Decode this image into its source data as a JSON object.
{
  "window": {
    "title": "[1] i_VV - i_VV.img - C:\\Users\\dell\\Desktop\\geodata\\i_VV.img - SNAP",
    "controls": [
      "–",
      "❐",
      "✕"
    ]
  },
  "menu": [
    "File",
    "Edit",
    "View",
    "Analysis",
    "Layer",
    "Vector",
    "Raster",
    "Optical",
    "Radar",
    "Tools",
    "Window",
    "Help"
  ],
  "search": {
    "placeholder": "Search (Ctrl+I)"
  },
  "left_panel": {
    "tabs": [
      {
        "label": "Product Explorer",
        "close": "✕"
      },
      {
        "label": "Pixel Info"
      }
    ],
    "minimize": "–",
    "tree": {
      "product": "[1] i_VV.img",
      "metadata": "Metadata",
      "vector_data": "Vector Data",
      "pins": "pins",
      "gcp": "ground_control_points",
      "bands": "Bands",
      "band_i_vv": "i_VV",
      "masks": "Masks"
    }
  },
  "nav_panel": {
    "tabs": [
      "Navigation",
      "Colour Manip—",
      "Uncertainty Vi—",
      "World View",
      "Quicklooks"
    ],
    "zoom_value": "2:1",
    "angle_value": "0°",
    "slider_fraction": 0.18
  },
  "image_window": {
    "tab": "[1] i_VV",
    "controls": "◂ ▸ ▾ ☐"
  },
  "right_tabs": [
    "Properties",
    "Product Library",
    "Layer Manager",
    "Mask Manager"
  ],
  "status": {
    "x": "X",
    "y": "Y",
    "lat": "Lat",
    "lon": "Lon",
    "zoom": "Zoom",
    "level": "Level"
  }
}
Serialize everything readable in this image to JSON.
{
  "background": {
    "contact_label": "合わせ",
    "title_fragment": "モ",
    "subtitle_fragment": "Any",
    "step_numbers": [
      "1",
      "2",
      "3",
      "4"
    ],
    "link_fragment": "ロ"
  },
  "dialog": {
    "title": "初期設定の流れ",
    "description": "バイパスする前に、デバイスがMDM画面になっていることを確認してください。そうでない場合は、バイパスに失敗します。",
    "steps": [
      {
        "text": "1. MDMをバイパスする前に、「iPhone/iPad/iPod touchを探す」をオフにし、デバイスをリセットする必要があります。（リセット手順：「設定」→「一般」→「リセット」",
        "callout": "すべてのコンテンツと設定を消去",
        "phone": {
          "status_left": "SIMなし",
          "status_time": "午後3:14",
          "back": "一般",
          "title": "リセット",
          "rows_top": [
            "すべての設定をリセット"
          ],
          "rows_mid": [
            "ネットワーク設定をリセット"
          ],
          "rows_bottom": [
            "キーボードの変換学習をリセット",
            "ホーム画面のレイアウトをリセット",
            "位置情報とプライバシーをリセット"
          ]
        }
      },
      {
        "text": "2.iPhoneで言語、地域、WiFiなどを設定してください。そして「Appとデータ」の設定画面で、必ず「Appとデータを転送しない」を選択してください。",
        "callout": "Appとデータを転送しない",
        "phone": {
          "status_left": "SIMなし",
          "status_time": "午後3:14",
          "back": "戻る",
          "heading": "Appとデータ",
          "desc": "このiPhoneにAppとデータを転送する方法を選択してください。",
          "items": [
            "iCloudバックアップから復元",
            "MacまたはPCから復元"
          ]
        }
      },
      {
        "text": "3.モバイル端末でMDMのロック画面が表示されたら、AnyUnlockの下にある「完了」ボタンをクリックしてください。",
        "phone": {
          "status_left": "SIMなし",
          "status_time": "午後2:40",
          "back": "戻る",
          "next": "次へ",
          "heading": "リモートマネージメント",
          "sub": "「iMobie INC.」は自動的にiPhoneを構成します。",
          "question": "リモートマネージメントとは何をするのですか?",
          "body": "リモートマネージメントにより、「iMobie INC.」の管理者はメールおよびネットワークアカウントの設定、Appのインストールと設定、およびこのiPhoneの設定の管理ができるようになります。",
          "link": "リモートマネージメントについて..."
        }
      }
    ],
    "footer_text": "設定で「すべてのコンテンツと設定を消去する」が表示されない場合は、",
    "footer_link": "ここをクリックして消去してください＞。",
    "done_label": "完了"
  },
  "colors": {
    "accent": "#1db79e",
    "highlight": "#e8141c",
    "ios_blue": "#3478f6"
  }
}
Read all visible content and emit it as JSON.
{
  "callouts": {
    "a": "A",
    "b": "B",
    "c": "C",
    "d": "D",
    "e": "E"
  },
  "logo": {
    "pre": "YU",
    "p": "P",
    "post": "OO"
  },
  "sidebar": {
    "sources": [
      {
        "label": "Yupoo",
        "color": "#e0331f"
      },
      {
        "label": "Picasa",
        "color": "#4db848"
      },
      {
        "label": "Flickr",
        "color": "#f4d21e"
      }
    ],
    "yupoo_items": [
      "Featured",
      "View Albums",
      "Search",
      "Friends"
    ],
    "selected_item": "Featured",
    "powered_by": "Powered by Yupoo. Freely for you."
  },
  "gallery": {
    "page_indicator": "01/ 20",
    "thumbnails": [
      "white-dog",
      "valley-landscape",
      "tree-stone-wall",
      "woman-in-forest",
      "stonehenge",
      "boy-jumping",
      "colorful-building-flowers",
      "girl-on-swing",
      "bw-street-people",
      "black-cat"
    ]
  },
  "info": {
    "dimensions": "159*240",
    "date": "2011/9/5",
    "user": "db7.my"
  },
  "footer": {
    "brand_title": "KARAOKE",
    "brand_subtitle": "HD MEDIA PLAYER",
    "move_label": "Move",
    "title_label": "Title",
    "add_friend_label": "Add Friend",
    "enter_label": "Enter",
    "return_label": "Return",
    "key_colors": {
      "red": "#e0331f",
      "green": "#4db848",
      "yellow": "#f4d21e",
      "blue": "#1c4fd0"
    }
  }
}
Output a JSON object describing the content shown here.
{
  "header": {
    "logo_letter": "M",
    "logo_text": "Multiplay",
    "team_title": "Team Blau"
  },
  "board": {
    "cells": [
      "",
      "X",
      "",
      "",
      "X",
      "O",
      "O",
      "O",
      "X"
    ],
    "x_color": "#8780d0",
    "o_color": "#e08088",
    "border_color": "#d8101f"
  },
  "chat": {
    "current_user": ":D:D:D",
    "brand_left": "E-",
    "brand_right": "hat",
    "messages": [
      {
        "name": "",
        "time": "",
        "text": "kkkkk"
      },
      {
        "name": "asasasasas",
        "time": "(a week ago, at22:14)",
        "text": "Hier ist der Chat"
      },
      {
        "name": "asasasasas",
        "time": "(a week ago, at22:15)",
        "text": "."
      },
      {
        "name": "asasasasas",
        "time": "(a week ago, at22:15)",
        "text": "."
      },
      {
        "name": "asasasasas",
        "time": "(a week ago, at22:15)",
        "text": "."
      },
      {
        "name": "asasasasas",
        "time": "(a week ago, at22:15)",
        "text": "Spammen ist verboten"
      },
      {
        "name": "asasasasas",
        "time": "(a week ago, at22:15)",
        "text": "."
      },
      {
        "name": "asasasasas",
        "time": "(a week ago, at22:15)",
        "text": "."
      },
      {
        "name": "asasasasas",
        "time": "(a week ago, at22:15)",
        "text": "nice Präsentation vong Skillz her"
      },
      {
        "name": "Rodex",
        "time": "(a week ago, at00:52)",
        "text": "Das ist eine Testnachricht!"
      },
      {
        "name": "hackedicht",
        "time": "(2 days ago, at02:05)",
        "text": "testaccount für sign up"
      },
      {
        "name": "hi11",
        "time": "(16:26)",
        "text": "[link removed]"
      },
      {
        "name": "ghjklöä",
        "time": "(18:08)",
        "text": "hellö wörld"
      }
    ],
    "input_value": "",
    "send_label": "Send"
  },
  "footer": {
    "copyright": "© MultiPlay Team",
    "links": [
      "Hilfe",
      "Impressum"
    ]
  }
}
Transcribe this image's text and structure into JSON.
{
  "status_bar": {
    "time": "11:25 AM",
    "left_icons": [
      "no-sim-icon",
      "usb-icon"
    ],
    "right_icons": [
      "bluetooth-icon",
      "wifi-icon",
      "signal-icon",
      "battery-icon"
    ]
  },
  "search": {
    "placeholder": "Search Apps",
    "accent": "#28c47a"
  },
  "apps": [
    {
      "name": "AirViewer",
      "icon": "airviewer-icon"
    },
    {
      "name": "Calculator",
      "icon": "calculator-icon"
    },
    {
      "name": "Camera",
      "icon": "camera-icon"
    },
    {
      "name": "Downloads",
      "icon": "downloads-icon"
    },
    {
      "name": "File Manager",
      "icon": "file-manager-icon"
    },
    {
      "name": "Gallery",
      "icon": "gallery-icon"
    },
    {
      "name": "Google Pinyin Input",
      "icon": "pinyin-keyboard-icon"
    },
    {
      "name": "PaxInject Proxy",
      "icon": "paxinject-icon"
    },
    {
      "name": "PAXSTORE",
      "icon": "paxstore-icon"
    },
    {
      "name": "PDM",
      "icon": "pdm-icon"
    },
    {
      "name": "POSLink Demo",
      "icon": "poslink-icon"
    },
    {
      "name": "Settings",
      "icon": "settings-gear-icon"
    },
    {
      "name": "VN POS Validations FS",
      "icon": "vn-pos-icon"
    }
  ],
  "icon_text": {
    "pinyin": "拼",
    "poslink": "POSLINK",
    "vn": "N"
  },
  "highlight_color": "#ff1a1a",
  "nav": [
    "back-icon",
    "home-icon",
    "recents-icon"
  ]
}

- **Aim**
Begin with the line that contains "Transcribe this image's" and quote each line after it exactly, stopping after the last line of the data.

- **Result for this exercise**
Transcribe this image's text and structure into JSON.
{
  "status_bar": {
    "time": "11:25 AM",
    "left_icons": [
      "no-sim-icon",
      "usb-icon"
    ],
    "right_icons": [
      "bluetooth-icon",
      "wifi-icon",
      "signal-icon",
      "battery-icon"
    ]
  },
  "search": {
    "placeholder": "Search Apps",
    "accent": "#28c47a"
  },
  "apps": [
    {
      "name": "AirViewer",
      "icon": "airviewer-icon"
    },
    {
      "name": "Calculator",
      "icon": "calculator-icon"
    },
    {
      "name": "Camera",
      "icon": "camera-icon"
    },
    {
      "name": "Downloads",
      "icon": "downloads-icon"
    },
    {
      "name": "File Manager",
      "icon": "file-manager-icon"
    },
    {
      "name": "Gallery",
      "icon": "gallery-icon"
    },
    {
      "name": "Google Pinyin Input",
      "icon": "pinyin-keyboard-icon"
    },
    {
      "name": "PaxInject Proxy",
      "icon": "paxinject-icon"
    },
    {
      "name": "PAXSTORE",
      "icon": "paxstore-icon"
    },
    {
      "name": "PDM",
      "icon": "pdm-icon"
    },
    {
      "name": "POSLink Demo",
      "icon": "poslink-icon"
    },
    {
      "name": "Settings",
      "icon": "settings-gear-icon"
    },
    {
      "name": "VN POS Validations FS",
      "icon": "vn-pos-icon"
    }
  ],
  "icon_text": {
    "pinyin": "拼",
    "poslink": "POSLINK",
    "vn": "N"
  },
  "highlight_color": "#ff1a1a",
  "nav": [
    "back-icon",
    "home-icon",
    "recents-icon"
  ]
}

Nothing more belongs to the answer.